— START Task material —

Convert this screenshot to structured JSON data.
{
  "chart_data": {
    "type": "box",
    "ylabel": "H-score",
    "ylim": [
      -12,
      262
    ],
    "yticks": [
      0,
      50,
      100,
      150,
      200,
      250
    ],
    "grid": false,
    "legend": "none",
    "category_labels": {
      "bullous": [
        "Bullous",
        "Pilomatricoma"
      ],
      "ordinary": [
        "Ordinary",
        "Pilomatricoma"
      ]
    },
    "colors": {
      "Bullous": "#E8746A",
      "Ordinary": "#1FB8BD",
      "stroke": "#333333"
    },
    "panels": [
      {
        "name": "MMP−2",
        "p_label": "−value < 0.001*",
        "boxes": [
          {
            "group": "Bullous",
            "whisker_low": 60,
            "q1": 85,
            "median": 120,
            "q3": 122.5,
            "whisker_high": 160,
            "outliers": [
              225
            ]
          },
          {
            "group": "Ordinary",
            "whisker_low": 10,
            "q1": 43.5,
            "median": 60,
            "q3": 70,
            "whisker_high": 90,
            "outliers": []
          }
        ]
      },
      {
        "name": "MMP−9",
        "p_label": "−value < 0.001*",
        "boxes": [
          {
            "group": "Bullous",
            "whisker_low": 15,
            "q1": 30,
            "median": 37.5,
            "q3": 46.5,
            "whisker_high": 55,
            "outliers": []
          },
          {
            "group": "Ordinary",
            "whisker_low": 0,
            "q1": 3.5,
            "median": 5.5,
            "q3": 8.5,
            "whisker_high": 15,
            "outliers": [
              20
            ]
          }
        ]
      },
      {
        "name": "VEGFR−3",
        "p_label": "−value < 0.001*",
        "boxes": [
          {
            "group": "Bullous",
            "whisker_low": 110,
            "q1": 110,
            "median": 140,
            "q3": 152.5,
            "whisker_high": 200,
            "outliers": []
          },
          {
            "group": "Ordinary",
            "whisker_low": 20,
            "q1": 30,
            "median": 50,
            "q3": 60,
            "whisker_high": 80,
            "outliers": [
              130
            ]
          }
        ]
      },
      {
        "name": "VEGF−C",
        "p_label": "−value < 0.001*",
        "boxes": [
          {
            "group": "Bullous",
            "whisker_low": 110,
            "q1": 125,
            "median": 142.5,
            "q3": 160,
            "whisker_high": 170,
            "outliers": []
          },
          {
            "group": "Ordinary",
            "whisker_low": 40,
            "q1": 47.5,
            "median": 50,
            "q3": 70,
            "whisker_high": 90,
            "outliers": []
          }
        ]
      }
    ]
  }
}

— END Task material —

*Problem to work on*.
Recopy all the lines exactly as they appear.

*Complete output*.
Convert this screenshot to structured JSON data.
{
  "chart_data": {
    "type": "box",
    "ylabel": "H-score",
    "ylim": [
      -12,
      262
    ],
    "yticks": [
      0,
      50,
      100,
      150,
      200,
      250
    ],
    "grid": false,
    "legend": "none",
    "category_labels": {
      "bullous": [
        "Bullous",
        "Pilomatricoma"
      ],
      "ordinary": [
        "Ordinary",
        "Pilomatricoma"
      ]
    },
    "colors": {
      "Bullous": "#E8746A",
      "Ordinary": "#1FB8BD",
      "stroke": "#333333"
    },
    "panels": [
      {
        "name": "MMP−2",
        "p_label": "−value < 0.001*",
        "boxes": [
          {
            "group": "Bullous",
            "whisker_low": 60,
            "q1": 85,
            "median": 120,
            "q3": 122.5,
            "whisker_high": 160,
            "outliers": [
              225
            ]
          },
          {
            "group": "Ordinary",
            "whisker_low": 10,
            "q1": 43.5,
            "median": 60,
            "q3": 70,
            "whisker_high": 90,
            "outliers": []
          }
        ]
      },
      {
        "name": "MMP−9",
        "p_label": "−value < 0.001*",
        "boxes": [
          {
            "group": "Bullous",
            "whisker_low": 15,
            "q1": 30,
            "median": 37.5,
            "q3": 46.5,
            "whisker_high": 55,
            "outliers": []
          },
          {
            "group": "Ordinary",
            "whisker_low": 0,
            "q1": 3.5,
            "median": 5.5,
            "q3": 8.5,
            "whisker_high": 15,
            "outliers": [
              20
            ]
          }
        ]
      },
      {
        "name": "VEGFR−3",
        "p_label": "−value < 0.001*",
        "boxes": [
          {
            "group": "Bullous",
            "whisker_low": 110,
            "q1": 110,
            "median": 140,
            "q3": 152.5,
            "whisker_high": 200,
            "outliers": []
          },
          {
            "group": "Ordinary",
            "whisker_low": 20,
            "q1": 30,
            "median": 50,
            "q3": 60,
            "whisker_high": 80,
            "outliers": [
              130
            ]
          }
        ]
      },
      {
        "name": "VEGF−C",
        "p_label": "−value < 0.001*",
        "boxes": [
          {
            "group": "Bullous",
            "whisker_low": 110,
            "q1": 125,
            "median": 142.5,
            "q3": 160,
            "whisker_high": 170,
            "outliers": []
          },
          {
            "group": "Ordinary",
            "whisker_low": 40,
            "q1": 47.5,
            "median": 50,
            "q3": 70,
            "whisker_high": 90,
            "outliers": []
          }
        ]
      }
    ]
  }
}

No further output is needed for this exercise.